** What the task requires **
The records below hold pictures; please leave those out and retype the rest exactly.

** Records shown **
......

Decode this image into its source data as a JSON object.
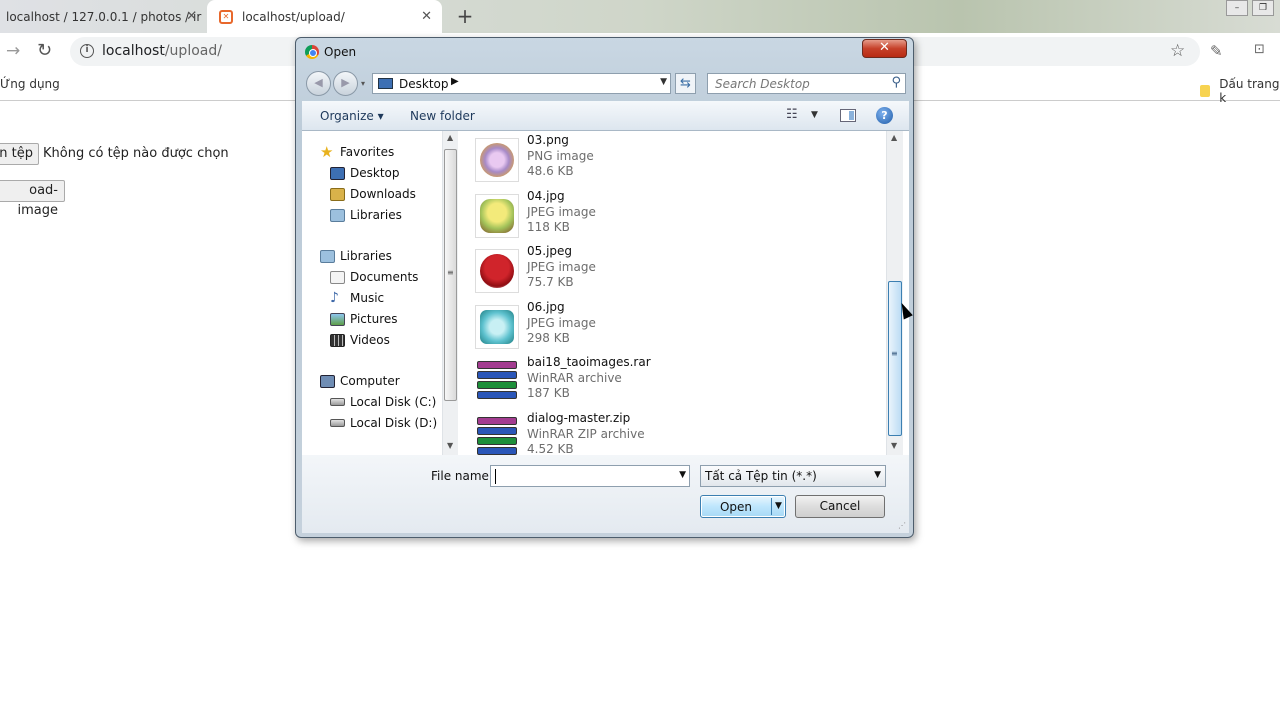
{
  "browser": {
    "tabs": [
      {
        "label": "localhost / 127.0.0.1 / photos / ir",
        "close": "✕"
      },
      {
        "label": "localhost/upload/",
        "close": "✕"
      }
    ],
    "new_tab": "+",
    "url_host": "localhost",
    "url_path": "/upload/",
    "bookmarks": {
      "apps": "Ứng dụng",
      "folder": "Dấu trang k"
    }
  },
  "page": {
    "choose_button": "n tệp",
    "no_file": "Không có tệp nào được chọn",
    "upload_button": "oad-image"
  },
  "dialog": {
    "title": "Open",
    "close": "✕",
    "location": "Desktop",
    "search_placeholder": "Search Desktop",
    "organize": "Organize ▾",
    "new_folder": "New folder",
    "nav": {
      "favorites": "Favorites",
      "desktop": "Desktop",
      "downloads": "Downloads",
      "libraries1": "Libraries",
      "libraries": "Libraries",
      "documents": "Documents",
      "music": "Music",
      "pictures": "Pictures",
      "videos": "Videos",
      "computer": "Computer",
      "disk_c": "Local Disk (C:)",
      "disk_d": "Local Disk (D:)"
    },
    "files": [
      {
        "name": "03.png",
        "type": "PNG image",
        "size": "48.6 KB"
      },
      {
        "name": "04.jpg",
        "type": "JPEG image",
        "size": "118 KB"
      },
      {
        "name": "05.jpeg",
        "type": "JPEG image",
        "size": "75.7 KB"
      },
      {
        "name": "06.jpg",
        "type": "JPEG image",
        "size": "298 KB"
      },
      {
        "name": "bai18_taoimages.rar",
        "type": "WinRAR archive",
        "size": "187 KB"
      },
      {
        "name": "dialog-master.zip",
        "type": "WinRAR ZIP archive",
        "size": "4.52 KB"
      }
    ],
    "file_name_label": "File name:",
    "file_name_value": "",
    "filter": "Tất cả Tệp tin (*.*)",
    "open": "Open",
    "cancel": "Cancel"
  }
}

......

** Answer below **
Decode this image into its source data as a JSON object.
{
  "browser": {
    "tabs": [
      {
        "label": "localhost / 127.0.0.1 / photos / ir",
        "close": "✕"
      },
      {
        "label": "localhost/upload/",
        "close": "✕"
      }
    ],
    "new_tab": "+",
    "url_host": "localhost",
    "url_path": "/upload/",
    "bookmarks": {
      "apps": "Ứng dụng",
      "folder": "Dấu trang k"
    }
  },
  "page": {
    "choose_button": "n tệp",
    "no_file": "Không có tệp nào được chọn",
    "upload_button": "oad-image"
  },
  "dialog": {
    "title": "Open",
    "close": "✕",
    "location": "Desktop",
    "search_placeholder": "Search Desktop",
    "organize": "Organize ▾",
    "new_folder": "New folder",
    "nav": {
      "favorites": "Favorites",
      "desktop": "Desktop",
      "downloads": "Downloads",
      "libraries1": "Libraries",
      "libraries": "Libraries",
      "documents": "Documents",
      "music": "Music",
      "pictures": "Pictures",
      "videos": "Videos",
      "computer": "Computer",
      "disk_c": "Local Disk (C:)",
      "disk_d": "Local Disk (D:)"
    },
    "files": [
      {
        "name": "03.png",
        "type": "PNG image",
        "size": "48.6 KB"
      },
      {
        "name": "04.jpg",
        "type": "JPEG image",
        "size": "118 KB"
      },
      {
        "name": "05.jpeg",
        "type": "JPEG image",
        "size": "75.7 KB"
      },
      {
        "name": "06.jpg",
        "type": "JPEG image",
        "size": "298 KB"
      },
      {
        "name": "bai18_taoimages.rar",
        "type": "WinRAR archive",
        "size": "187 KB"
      },
      {
        "name": "dialog-master.zip",
        "type": "WinRAR ZIP archive",
        "size": "4.52 KB"
      }
    ],
    "file_name_label": "File name:",
    "file_name_value": "",
    "filter": "Tất cả Tệp tin (*.*)",
    "open": "Open",
    "cancel": "Cancel"
  }
}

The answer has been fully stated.